**Required work:**
Take the listing and print it in full, exactly as given.

**Records from a data source:**
--

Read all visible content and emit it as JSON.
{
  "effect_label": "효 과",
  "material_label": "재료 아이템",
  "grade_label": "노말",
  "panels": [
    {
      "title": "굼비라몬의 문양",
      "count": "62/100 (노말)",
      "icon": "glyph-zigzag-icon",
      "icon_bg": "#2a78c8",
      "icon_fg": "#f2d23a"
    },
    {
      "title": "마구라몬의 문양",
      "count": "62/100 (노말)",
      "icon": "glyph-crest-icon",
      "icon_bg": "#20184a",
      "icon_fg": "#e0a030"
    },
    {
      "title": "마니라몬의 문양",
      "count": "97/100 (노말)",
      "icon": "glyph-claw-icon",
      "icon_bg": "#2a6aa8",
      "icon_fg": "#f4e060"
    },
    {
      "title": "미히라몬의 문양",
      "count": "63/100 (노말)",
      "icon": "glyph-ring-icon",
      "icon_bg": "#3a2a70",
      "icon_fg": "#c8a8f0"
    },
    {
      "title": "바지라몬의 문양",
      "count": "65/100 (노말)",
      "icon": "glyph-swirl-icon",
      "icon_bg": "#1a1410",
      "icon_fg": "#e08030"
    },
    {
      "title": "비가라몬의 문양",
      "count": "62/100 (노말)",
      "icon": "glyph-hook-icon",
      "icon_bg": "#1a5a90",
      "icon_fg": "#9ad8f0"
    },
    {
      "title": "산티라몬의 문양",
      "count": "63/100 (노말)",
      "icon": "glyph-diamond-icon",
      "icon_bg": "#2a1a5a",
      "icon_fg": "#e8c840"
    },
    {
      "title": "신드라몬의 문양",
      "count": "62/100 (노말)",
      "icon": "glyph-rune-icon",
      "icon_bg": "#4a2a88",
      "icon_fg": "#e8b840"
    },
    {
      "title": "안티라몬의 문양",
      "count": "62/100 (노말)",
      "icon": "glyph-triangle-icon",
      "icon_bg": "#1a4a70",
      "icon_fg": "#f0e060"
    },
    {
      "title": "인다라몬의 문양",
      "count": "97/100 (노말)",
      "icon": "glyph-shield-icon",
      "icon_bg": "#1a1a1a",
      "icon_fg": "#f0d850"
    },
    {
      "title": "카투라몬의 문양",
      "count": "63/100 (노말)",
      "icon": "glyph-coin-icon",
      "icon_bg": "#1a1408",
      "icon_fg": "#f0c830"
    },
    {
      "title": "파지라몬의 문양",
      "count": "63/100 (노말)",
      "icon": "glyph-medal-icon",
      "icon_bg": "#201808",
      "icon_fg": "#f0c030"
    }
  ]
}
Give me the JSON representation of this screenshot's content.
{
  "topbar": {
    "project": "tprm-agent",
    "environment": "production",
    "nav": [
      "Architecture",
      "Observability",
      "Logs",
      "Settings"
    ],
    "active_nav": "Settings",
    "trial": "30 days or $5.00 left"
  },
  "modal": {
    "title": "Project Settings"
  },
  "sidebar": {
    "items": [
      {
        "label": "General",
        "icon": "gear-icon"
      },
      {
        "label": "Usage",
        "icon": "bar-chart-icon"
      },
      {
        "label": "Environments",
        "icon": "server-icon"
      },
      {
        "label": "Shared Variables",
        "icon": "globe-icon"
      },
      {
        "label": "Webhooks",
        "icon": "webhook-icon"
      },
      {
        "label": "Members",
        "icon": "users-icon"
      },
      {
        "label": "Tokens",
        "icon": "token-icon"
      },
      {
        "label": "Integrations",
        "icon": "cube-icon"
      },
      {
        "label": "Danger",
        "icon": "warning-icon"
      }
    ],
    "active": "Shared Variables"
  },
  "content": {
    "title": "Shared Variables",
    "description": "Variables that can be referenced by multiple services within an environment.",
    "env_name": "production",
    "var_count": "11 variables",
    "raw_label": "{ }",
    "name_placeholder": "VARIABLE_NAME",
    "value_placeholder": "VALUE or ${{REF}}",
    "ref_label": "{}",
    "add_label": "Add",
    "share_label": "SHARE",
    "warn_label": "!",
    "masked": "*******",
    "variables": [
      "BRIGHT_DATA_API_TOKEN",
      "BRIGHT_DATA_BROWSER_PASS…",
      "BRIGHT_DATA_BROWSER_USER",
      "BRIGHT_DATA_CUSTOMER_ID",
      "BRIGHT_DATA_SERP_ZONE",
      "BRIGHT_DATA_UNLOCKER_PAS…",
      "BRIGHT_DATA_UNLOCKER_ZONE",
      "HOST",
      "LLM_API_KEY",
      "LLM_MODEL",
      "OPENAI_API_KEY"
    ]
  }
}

--

**Solution to this exercise:**
Read all visible content and emit it as JSON.
{
  "effect_label": "효 과",
  "material_label": "재료 아이템",
  "grade_label": "노말",
  "panels": [
    {
      "title": "굼비라몬의 문양",
      "count": "62/100 (노말)",
      "icon": "glyph-zigzag-icon",
      "icon_bg": "#2a78c8",
      "icon_fg": "#f2d23a"
    },
    {
      "title": "마구라몬의 문양",
      "count": "62/100 (노말)",
      "icon": "glyph-crest-icon",
      "icon_bg": "#20184a",
      "icon_fg": "#e0a030"
    },
    {
      "title": "마니라몬의 문양",
      "count": "97/100 (노말)",
      "icon": "glyph-claw-icon",
      "icon_bg": "#2a6aa8",
      "icon_fg": "#f4e060"
    },
    {
      "title": "미히라몬의 문양",
      "count": "63/100 (노말)",
      "icon": "glyph-ring-icon",
      "icon_bg": "#3a2a70",
      "icon_fg": "#c8a8f0"
    },
    {
      "title": "바지라몬의 문양",
      "count": "65/100 (노말)",
      "icon": "glyph-swirl-icon",
      "icon_bg": "#1a1410",
      "icon_fg": "#e08030"
    },
    {
      "title": "비가라몬의 문양",
      "count": "62/100 (노말)",
      "icon": "glyph-hook-icon",
      "icon_bg": "#1a5a90",
      "icon_fg": "#9ad8f0"
    },
    {
      "title": "산티라몬의 문양",
      "count": "63/100 (노말)",
      "icon": "glyph-diamond-icon",
      "icon_bg": "#2a1a5a",
      "icon_fg": "#e8c840"
    },
    {
      "title": "신드라몬의 문양",
      "count": "62/100 (노말)",
      "icon": "glyph-rune-icon",
      "icon_bg": "#4a2a88",
      "icon_fg": "#e8b840"
    },
    {
      "title": "안티라몬의 문양",
      "count": "62/100 (노말)",
      "icon": "glyph-triangle-icon",
      "icon_bg": "#1a4a70",
      "icon_fg": "#f0e060"
    },
    {
      "title": "인다라몬의 문양",
      "count": "97/100 (노말)",
      "icon": "glyph-shield-icon",
      "icon_bg": "#1a1a1a",
      "icon_fg": "#f0d850"
    },
    {
      "title": "카투라몬의 문양",
      "count": "63/100 (노말)",
      "icon": "glyph-coin-icon",
      "icon_bg": "#1a1408",
      "icon_fg": "#f0c830"
    },
    {
      "title": "파지라몬의 문양",
      "count": "63/100 (노말)",
      "icon": "glyph-medal-icon",
      "icon_bg": "#201808",
      "icon_fg": "#f0c030"
    }
  ]
}
Give me the JSON representation of this screenshot's content.
{
  "topbar": {
    "project": "tprm-agent",
    "environment": "production",
    "nav": [
      "Architecture",
      "Observability",
      "Logs",
      "Settings"
    ],
    "active_nav": "Settings",
    "trial": "30 days or $5.00 left"
  },
  "modal": {
    "title": "Project Settings"
  },
  "sidebar": {
    "items": [
      {
        "label": "General",
        "icon": "gear-icon"
      },
      {
        "label": "Usage",
        "icon": "bar-chart-icon"
      },
      {
        "label": "Environments",
        "icon": "server-icon"
      },
      {
        "label": "Shared Variables",
        "icon": "globe-icon"
      },
      {
        "label": "Webhooks",
        "icon": "webhook-icon"
      },
      {
        "label": "Members",
        "icon": "users-icon"
      },
      {
        "label": "Tokens",
        "icon": "token-icon"
      },
      {
        "label": "Integrations",
        "icon": "cube-icon"
      },
      {
        "label": "Danger",
        "icon": "warning-icon"
      }
    ],
    "active": "Shared Variables"
  },
  "content": {
    "title": "Shared Variables",
    "description": "Variables that can be referenced by multiple services within an environment.",
    "env_name": "production",
    "var_count": "11 variables",
    "raw_label": "{ }",
    "name_placeholder": "VARIABLE_NAME",
    "value_placeholder": "VALUE or ${{REF}}",
    "ref_label": "{}",
    "add_label": "Add",
    "share_label": "SHARE",
    "warn_label": "!",
    "masked": "*******",
    "variables": [
      "BRIGHT_DATA_API_TOKEN",
      "BRIGHT_DATA_BROWSER_PASS…",
      "BRIGHT_DATA_BROWSER_USER",
      "BRIGHT_DATA_CUSTOMER_ID",
      "BRIGHT_DATA_SERP_ZONE",
      "BRIGHT_DATA_UNLOCKER_PAS…",
      "BRIGHT_DATA_UNLOCKER_ZONE",
      "HOST",
      "LLM_API_KEY",
      "LLM_MODEL",
      "OPENAI_API_KEY"
    ]
  }
}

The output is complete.